**Collection entries**:

↓↓↓

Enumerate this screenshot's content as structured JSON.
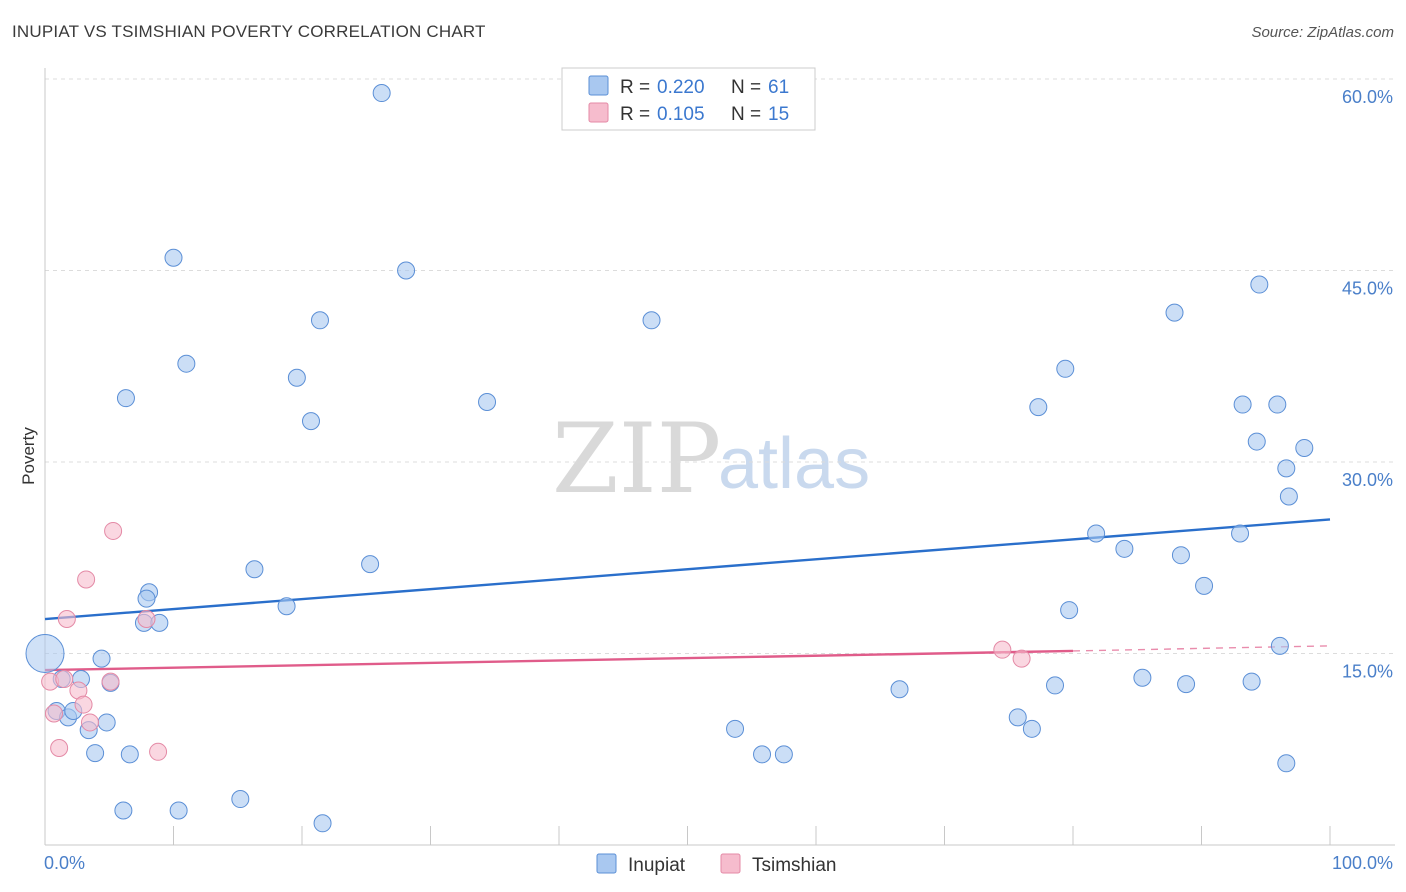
{
  "header": {
    "title": "INUPIAT VS TSIMSHIAN POVERTY CORRELATION CHART",
    "source": "Source: ZipAtlas.com"
  },
  "watermark": {
    "zip": "ZIP",
    "atlas": "atlas"
  },
  "legend": {
    "rows": [
      {
        "r_label": "R =",
        "r_value": "0.220",
        "n_label": "N =",
        "n_value": "61",
        "color": "#a9c8f0"
      },
      {
        "r_label": "R =",
        "r_value": "0.105",
        "n_label": "N =",
        "n_value": "15",
        "color": "#f6bccd"
      }
    ]
  },
  "bottom_legend": {
    "items": [
      {
        "label": "Inupiat",
        "color": "#a9c8f0"
      },
      {
        "label": "Tsimshian",
        "color": "#f6bccd"
      }
    ]
  },
  "chart_data": {
    "type": "scatter",
    "title": "INUPIAT VS TSIMSHIAN POVERTY CORRELATION CHART",
    "xlabel": "",
    "ylabel": "Poverty",
    "xlim": [
      0,
      100
    ],
    "ylim": [
      0,
      60
    ],
    "x_tick_labels": [
      "0.0%",
      "100.0%"
    ],
    "y_ticks": [
      15,
      30,
      45,
      60
    ],
    "y_tick_labels": [
      "15.0%",
      "30.0%",
      "45.0%",
      "60.0%"
    ],
    "grid": true,
    "series": [
      {
        "name": "Inupiat",
        "color": "#a9c8f0",
        "stroke": "#5b8fd6",
        "trend": {
          "x": [
            0,
            100
          ],
          "y": [
            17.7,
            25.5
          ],
          "color": "#2a6fcb"
        },
        "points": [
          [
            26.2,
            58.9
          ],
          [
            10.0,
            46.0
          ],
          [
            28.1,
            45.0
          ],
          [
            21.4,
            41.1
          ],
          [
            47.2,
            41.1
          ],
          [
            94.5,
            43.9
          ],
          [
            87.9,
            41.7
          ],
          [
            11.0,
            37.7
          ],
          [
            19.6,
            36.6
          ],
          [
            79.4,
            37.3
          ],
          [
            6.3,
            35.0
          ],
          [
            34.4,
            34.7
          ],
          [
            95.9,
            34.5
          ],
          [
            77.3,
            34.3
          ],
          [
            93.2,
            34.5
          ],
          [
            20.7,
            33.2
          ],
          [
            94.3,
            31.6
          ],
          [
            98.0,
            31.1
          ],
          [
            96.6,
            29.5
          ],
          [
            96.8,
            27.3
          ],
          [
            81.8,
            24.4
          ],
          [
            93.0,
            24.4
          ],
          [
            84.0,
            23.2
          ],
          [
            88.4,
            22.7
          ],
          [
            16.3,
            21.6
          ],
          [
            25.3,
            22.0
          ],
          [
            90.2,
            20.3
          ],
          [
            8.1,
            19.8
          ],
          [
            7.9,
            19.3
          ],
          [
            79.7,
            18.4
          ],
          [
            18.8,
            18.7
          ],
          [
            7.7,
            17.4
          ],
          [
            8.9,
            17.4
          ],
          [
            96.1,
            15.6
          ],
          [
            0.5,
            15.0
          ],
          [
            4.4,
            14.6
          ],
          [
            1.3,
            13.0
          ],
          [
            2.8,
            13.0
          ],
          [
            5.1,
            12.7
          ],
          [
            85.4,
            13.1
          ],
          [
            66.5,
            12.2
          ],
          [
            78.6,
            12.5
          ],
          [
            88.8,
            12.6
          ],
          [
            93.9,
            12.8
          ],
          [
            0.9,
            10.5
          ],
          [
            1.8,
            10.0
          ],
          [
            2.2,
            10.5
          ],
          [
            3.4,
            9.0
          ],
          [
            4.8,
            9.6
          ],
          [
            53.7,
            9.1
          ],
          [
            75.7,
            10.0
          ],
          [
            76.8,
            9.1
          ],
          [
            3.9,
            7.2
          ],
          [
            6.6,
            7.1
          ],
          [
            55.8,
            7.1
          ],
          [
            57.5,
            7.1
          ],
          [
            96.6,
            6.4
          ],
          [
            6.1,
            2.7
          ],
          [
            10.4,
            2.7
          ],
          [
            15.2,
            3.6
          ],
          [
            21.6,
            1.7
          ]
        ]
      },
      {
        "name": "Tsimshian",
        "color": "#f6bccd",
        "stroke": "#e48aa6",
        "trend": {
          "x": [
            0,
            80
          ],
          "y": [
            13.7,
            15.2
          ],
          "x_dashed": [
            80,
            100
          ],
          "y_dashed": [
            15.2,
            15.6
          ],
          "color": "#e05c8a"
        },
        "points": [
          [
            5.3,
            24.6
          ],
          [
            3.2,
            20.8
          ],
          [
            1.7,
            17.7
          ],
          [
            7.9,
            17.7
          ],
          [
            0.4,
            12.8
          ],
          [
            1.5,
            13.0
          ],
          [
            2.6,
            12.1
          ],
          [
            3.0,
            11.0
          ],
          [
            5.1,
            12.8
          ],
          [
            0.7,
            10.3
          ],
          [
            3.5,
            9.6
          ],
          [
            1.1,
            7.6
          ],
          [
            8.8,
            7.3
          ],
          [
            74.5,
            15.3
          ],
          [
            76.0,
            14.6
          ]
        ]
      }
    ]
  }
}
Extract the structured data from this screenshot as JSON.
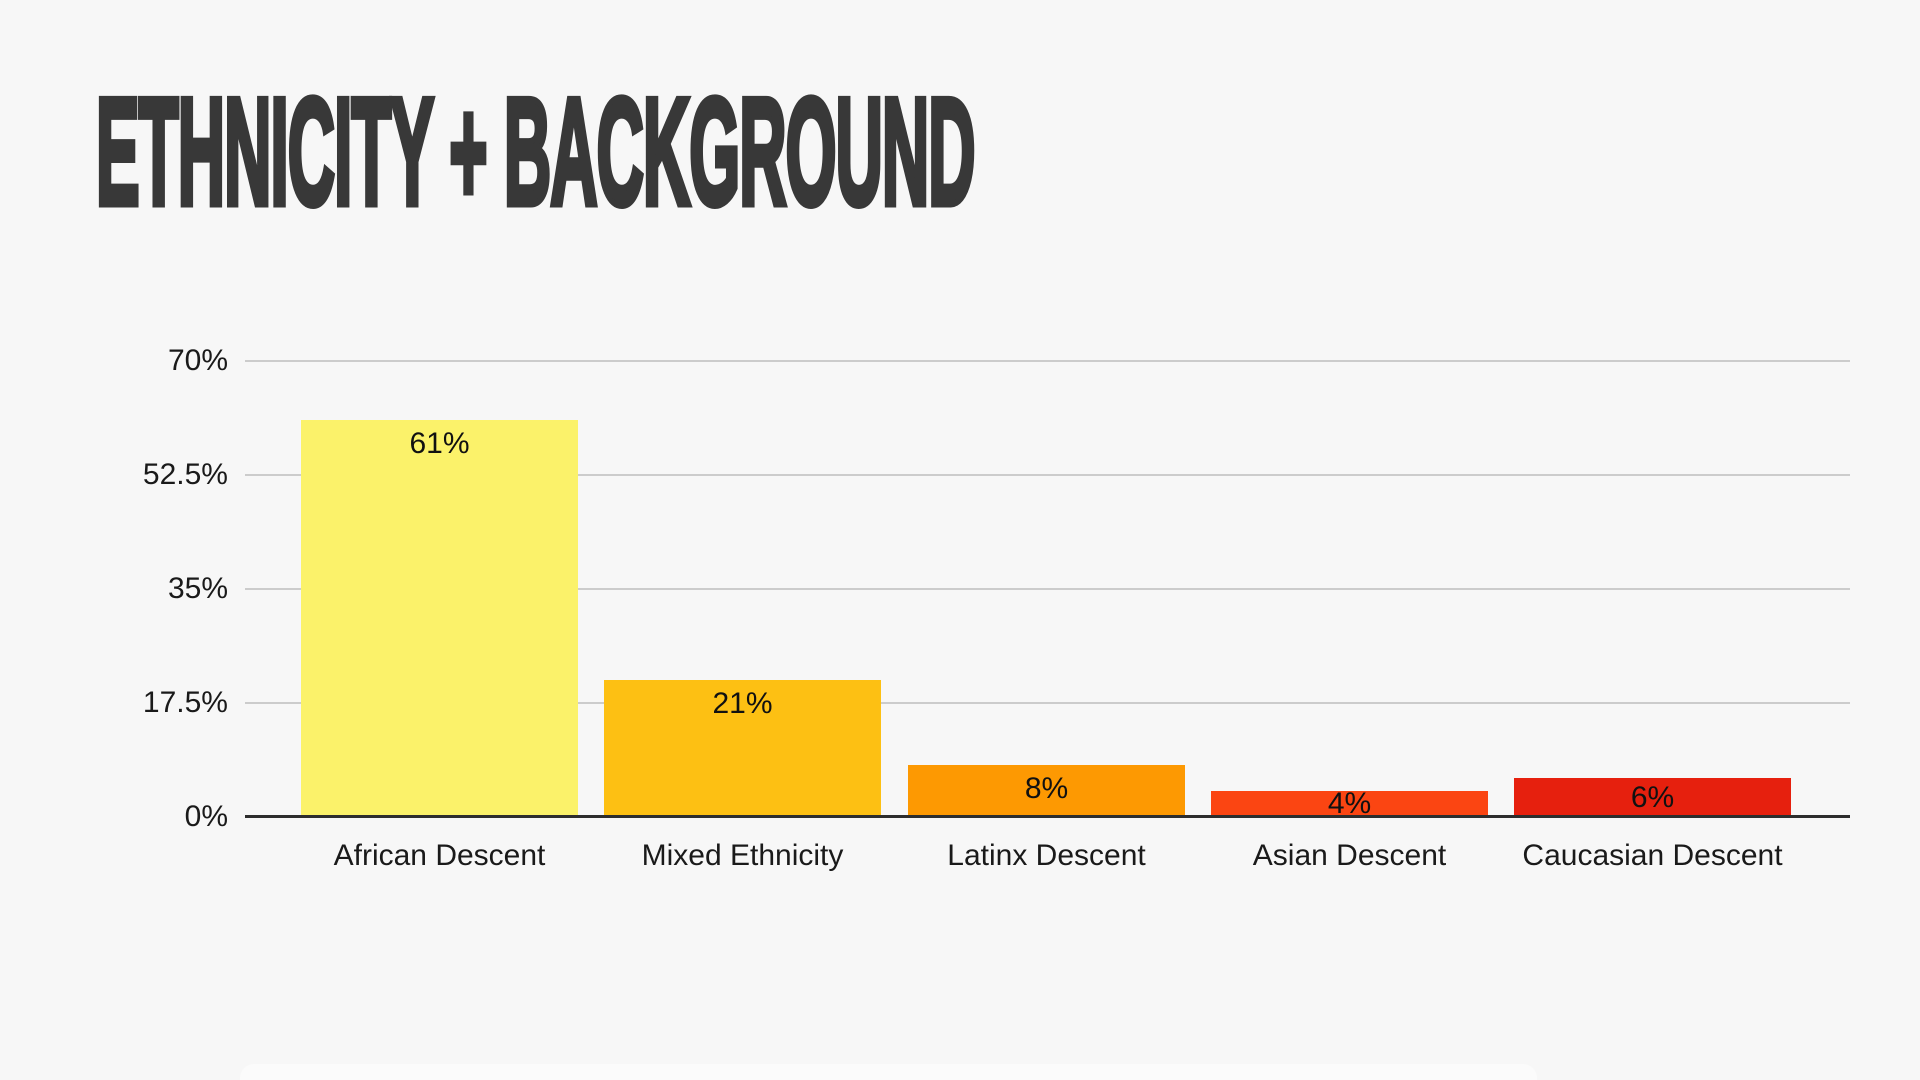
{
  "title": "ETHNICITY + BACKGROUND",
  "theme": {
    "background": "#f7f7f7",
    "title_color": "#383838",
    "grid_color": "#cccccc",
    "axis_color": "#2d2d2d",
    "tick_label_color": "#1a1a1a",
    "value_label_color": "#111111",
    "bottom_strip_color": "#fbfbfb"
  },
  "chart_data": {
    "type": "bar",
    "title": "ETHNICITY + BACKGROUND",
    "categories": [
      "African Descent",
      "Mixed Ethnicity",
      "Latinx Descent",
      "Asian Descent",
      "Caucasian Descent"
    ],
    "values": [
      61,
      21,
      8,
      4,
      6
    ],
    "value_labels": [
      "61%",
      "21%",
      "8%",
      "4%",
      "6%"
    ],
    "bar_colors": [
      "#FBF26A",
      "#FDC013",
      "#FD9902",
      "#FB4512",
      "#E6200E"
    ],
    "xlabel": "",
    "ylabel": "",
    "ylim": [
      0,
      70
    ],
    "ytick_labels": [
      "70%",
      "52.5%",
      "35%",
      "17.5%",
      "0%"
    ],
    "ytick_values": [
      70,
      52.5,
      35,
      17.5,
      0
    ],
    "grid": true,
    "legend": false,
    "legend_position": "none",
    "value_label_position": "inside-top"
  }
}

↑↑↑

**Task description**:
All preceding records should be duplicated verbatim, images excepted.

**The completed task**:
Enumerate this screenshot's content as structured JSON.
{
  "header": {
    "title": "INUPIAT VS TSIMSHIAN POVERTY CORRELATION CHART",
    "source": "Source: ZipAtlas.com"
  },
  "watermark": {
    "zip": "ZIP",
    "atlas": "atlas"
  },
  "legend": {
    "rows": [
      {
        "r_label": "R =",
        "r_value": "0.220",
        "n_label": "N =",
        "n_value": "61",
        "color": "#a9c8f0"
      },
      {
        "r_label": "R =",
        "r_value": "0.105",
        "n_label": "N =",
        "n_value": "15",
        "color": "#f6bccd"
      }
    ]
  },
  "bottom_legend": {
    "items": [
      {
        "label": "Inupiat",
        "color": "#a9c8f0"
      },
      {
        "label": "Tsimshian",
        "color": "#f6bccd"
      }
    ]
  },
  "chart_data": {
    "type": "scatter",
    "title": "INUPIAT VS TSIMSHIAN POVERTY CORRELATION CHART",
    "xlabel": "",
    "ylabel": "Poverty",
    "xlim": [
      0,
      100
    ],
    "ylim": [
      0,
      60
    ],
    "x_tick_labels": [
      "0.0%",
      "100.0%"
    ],
    "y_ticks": [
      15,
      30,
      45,
      60
    ],
    "y_tick_labels": [
      "15.0%",
      "30.0%",
      "45.0%",
      "60.0%"
    ],
    "grid": true,
    "series": [
      {
        "name": "Inupiat",
        "color": "#a9c8f0",
        "stroke": "#5b8fd6",
        "trend": {
          "x": [
            0,
            100
          ],
          "y": [
            17.7,
            25.5
          ],
          "color": "#2a6fcb"
        },
        "points": [
          [
            26.2,
            58.9
          ],
          [
            10.0,
            46.0
          ],
          [
            28.1,
            45.0
          ],
          [
            21.4,
            41.1
          ],
          [
            47.2,
            41.1
          ],
          [
            94.5,
            43.9
          ],
          [
            87.9,
            41.7
          ],
          [
            11.0,
            37.7
          ],
          [
            19.6,
            36.6
          ],
          [
            79.4,
            37.3
          ],
          [
            6.3,
            35.0
          ],
          [
            34.4,
            34.7
          ],
          [
            95.9,
            34.5
          ],
          [
            77.3,
            34.3
          ],
          [
            93.2,
            34.5
          ],
          [
            20.7,
            33.2
          ],
          [
            94.3,
            31.6
          ],
          [
            98.0,
            31.1
          ],
          [
            96.6,
            29.5
          ],
          [
            96.8,
            27.3
          ],
          [
            81.8,
            24.4
          ],
          [
            93.0,
            24.4
          ],
          [
            84.0,
            23.2
          ],
          [
            88.4,
            22.7
          ],
          [
            16.3,
            21.6
          ],
          [
            25.3,
            22.0
          ],
          [
            90.2,
            20.3
          ],
          [
            8.1,
            19.8
          ],
          [
            7.9,
            19.3
          ],
          [
            79.7,
            18.4
          ],
          [
            18.8,
            18.7
          ],
          [
            7.7,
            17.4
          ],
          [
            8.9,
            17.4
          ],
          [
            96.1,
            15.6
          ],
          [
            0.5,
            15.0
          ],
          [
            4.4,
            14.6
          ],
          [
            1.3,
            13.0
          ],
          [
            2.8,
            13.0
          ],
          [
            5.1,
            12.7
          ],
          [
            85.4,
            13.1
          ],
          [
            66.5,
            12.2
          ],
          [
            78.6,
            12.5
          ],
          [
            88.8,
            12.6
          ],
          [
            93.9,
            12.8
          ],
          [
            0.9,
            10.5
          ],
          [
            1.8,
            10.0
          ],
          [
            2.2,
            10.5
          ],
          [
            3.4,
            9.0
          ],
          [
            4.8,
            9.6
          ],
          [
            53.7,
            9.1
          ],
          [
            75.7,
            10.0
          ],
          [
            76.8,
            9.1
          ],
          [
            3.9,
            7.2
          ],
          [
            6.6,
            7.1
          ],
          [
            55.8,
            7.1
          ],
          [
            57.5,
            7.1
          ],
          [
            96.6,
            6.4
          ],
          [
            6.1,
            2.7
          ],
          [
            10.4,
            2.7
          ],
          [
            15.2,
            3.6
          ],
          [
            21.6,
            1.7
          ]
        ]
      },
      {
        "name": "Tsimshian",
        "color": "#f6bccd",
        "stroke": "#e48aa6",
        "trend": {
          "x": [
            0,
            80
          ],
          "y": [
            13.7,
            15.2
          ],
          "x_dashed": [
            80,
            100
          ],
          "y_dashed": [
            15.2,
            15.6
          ],
          "color": "#e05c8a"
        },
        "points": [
          [
            5.3,
            24.6
          ],
          [
            3.2,
            20.8
          ],
          [
            1.7,
            17.7
          ],
          [
            7.9,
            17.7
          ],
          [
            0.4,
            12.8
          ],
          [
            1.5,
            13.0
          ],
          [
            2.6,
            12.1
          ],
          [
            3.0,
            11.0
          ],
          [
            5.1,
            12.8
          ],
          [
            0.7,
            10.3
          ],
          [
            3.5,
            9.6
          ],
          [
            1.1,
            7.6
          ],
          [
            8.8,
            7.3
          ],
          [
            74.5,
            15.3
          ],
          [
            76.0,
            14.6
          ]
        ]
      }
    ]
  }
}
Extract the structured data from this screenshot as JSON.
{
  "title": "ETHNICITY + BACKGROUND",
  "theme": {
    "background": "#f7f7f7",
    "title_color": "#383838",
    "grid_color": "#cccccc",
    "axis_color": "#2d2d2d",
    "tick_label_color": "#1a1a1a",
    "value_label_color": "#111111",
    "bottom_strip_color": "#fbfbfb"
  },
  "chart_data": {
    "type": "bar",
    "title": "ETHNICITY + BACKGROUND",
    "categories": [
      "African Descent",
      "Mixed Ethnicity",
      "Latinx Descent",
      "Asian Descent",
      "Caucasian Descent"
    ],
    "values": [
      61,
      21,
      8,
      4,
      6
    ],
    "value_labels": [
      "61%",
      "21%",
      "8%",
      "4%",
      "6%"
    ],
    "bar_colors": [
      "#FBF26A",
      "#FDC013",
      "#FD9902",
      "#FB4512",
      "#E6200E"
    ],
    "xlabel": "",
    "ylabel": "",
    "ylim": [
      0,
      70
    ],
    "ytick_labels": [
      "70%",
      "52.5%",
      "35%",
      "17.5%",
      "0%"
    ],
    "ytick_values": [
      70,
      52.5,
      35,
      17.5,
      0
    ],
    "grid": true,
    "legend": false,
    "legend_position": "none",
    "value_label_position": "inside-top"
  }
}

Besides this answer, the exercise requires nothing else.